- _What is expected_
For each line below that includes the word "this", make a copy.

- _Supplied records_
------------------------------------------------------------
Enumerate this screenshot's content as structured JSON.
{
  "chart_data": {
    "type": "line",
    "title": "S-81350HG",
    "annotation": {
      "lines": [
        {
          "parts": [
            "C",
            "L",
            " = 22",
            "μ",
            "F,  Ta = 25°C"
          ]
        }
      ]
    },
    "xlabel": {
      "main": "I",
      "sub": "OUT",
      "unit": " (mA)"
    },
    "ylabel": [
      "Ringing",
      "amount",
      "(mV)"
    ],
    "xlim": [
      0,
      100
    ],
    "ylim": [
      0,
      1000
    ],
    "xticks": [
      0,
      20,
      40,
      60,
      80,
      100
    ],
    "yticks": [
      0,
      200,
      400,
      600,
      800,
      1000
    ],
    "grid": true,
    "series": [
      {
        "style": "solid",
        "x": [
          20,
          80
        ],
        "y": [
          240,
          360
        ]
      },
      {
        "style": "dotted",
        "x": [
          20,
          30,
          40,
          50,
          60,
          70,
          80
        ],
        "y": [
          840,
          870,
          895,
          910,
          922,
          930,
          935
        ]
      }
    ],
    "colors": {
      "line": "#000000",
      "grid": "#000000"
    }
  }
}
------------------------------------------------------------
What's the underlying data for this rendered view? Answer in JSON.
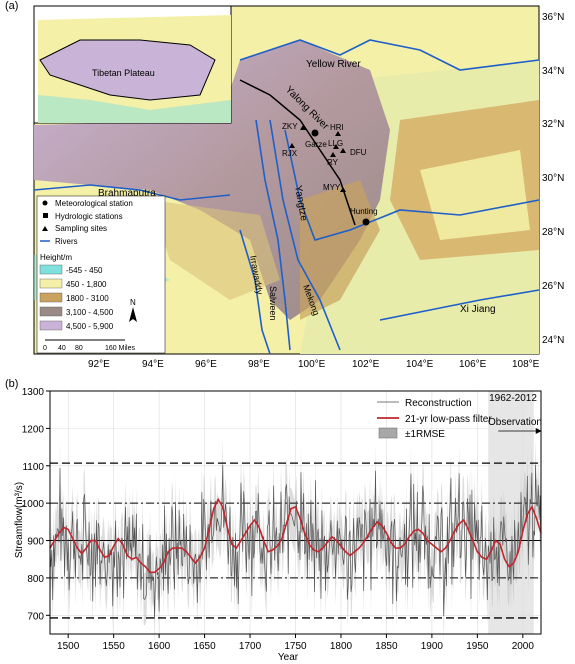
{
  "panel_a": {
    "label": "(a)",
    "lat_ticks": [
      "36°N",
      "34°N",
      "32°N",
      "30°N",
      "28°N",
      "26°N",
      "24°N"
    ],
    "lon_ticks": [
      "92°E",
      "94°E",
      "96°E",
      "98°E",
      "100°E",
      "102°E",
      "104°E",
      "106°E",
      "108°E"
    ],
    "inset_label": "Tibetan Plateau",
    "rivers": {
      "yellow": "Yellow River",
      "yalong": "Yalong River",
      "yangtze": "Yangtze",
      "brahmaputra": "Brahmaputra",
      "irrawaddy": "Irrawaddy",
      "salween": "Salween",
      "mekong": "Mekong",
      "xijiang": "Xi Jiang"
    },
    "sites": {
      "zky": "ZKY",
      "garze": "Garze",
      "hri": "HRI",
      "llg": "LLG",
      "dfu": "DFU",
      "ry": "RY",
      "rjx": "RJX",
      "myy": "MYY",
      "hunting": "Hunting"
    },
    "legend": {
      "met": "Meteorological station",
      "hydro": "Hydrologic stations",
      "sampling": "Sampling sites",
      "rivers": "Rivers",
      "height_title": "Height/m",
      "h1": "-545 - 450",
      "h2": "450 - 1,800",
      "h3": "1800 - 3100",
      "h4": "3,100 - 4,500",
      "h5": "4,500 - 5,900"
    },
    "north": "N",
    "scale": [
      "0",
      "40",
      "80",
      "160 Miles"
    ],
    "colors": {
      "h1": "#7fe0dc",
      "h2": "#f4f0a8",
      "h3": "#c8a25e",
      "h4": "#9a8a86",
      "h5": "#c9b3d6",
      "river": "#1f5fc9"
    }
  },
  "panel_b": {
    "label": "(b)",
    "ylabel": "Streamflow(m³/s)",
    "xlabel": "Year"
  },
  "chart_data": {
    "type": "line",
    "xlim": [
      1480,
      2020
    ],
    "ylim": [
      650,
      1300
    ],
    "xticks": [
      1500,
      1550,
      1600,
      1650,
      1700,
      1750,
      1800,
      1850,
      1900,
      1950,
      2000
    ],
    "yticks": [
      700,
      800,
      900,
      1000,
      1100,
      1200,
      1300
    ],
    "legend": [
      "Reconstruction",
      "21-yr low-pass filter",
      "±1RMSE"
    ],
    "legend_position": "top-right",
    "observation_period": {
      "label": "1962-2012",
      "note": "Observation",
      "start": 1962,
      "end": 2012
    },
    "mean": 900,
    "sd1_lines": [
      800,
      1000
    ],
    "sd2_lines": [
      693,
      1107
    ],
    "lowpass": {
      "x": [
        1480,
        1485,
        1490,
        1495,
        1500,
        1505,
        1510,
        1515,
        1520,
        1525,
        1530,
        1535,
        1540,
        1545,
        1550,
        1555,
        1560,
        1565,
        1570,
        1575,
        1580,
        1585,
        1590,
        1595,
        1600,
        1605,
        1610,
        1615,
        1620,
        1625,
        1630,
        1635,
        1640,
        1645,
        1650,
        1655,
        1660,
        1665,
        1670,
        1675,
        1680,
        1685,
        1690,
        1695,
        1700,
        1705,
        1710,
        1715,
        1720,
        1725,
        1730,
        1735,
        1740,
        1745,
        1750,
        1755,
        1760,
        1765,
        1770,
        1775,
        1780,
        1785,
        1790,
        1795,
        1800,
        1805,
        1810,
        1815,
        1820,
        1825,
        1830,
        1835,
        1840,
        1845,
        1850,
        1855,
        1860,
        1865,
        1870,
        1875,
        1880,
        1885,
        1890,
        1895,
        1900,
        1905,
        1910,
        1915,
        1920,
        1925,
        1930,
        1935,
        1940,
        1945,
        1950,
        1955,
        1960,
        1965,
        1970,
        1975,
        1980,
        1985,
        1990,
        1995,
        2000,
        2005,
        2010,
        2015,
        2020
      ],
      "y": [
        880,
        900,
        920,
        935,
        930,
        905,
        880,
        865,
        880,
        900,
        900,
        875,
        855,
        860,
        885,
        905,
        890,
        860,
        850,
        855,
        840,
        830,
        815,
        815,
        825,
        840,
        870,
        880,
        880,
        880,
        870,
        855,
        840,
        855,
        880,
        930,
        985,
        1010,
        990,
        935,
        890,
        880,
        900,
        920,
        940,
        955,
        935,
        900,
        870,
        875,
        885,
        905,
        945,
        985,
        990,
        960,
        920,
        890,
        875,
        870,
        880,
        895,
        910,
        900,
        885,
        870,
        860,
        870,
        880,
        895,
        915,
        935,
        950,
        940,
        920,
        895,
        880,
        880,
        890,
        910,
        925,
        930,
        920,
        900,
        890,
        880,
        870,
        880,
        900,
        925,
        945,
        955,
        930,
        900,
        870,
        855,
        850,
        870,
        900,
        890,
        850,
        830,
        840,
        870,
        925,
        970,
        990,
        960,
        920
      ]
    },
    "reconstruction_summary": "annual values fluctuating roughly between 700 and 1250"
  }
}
------------------------------------------------------------
- _Problem solution_
Enumerate this screenshot's content as structured JSON.
What's the underlying data for this rendered view? Answer in JSON.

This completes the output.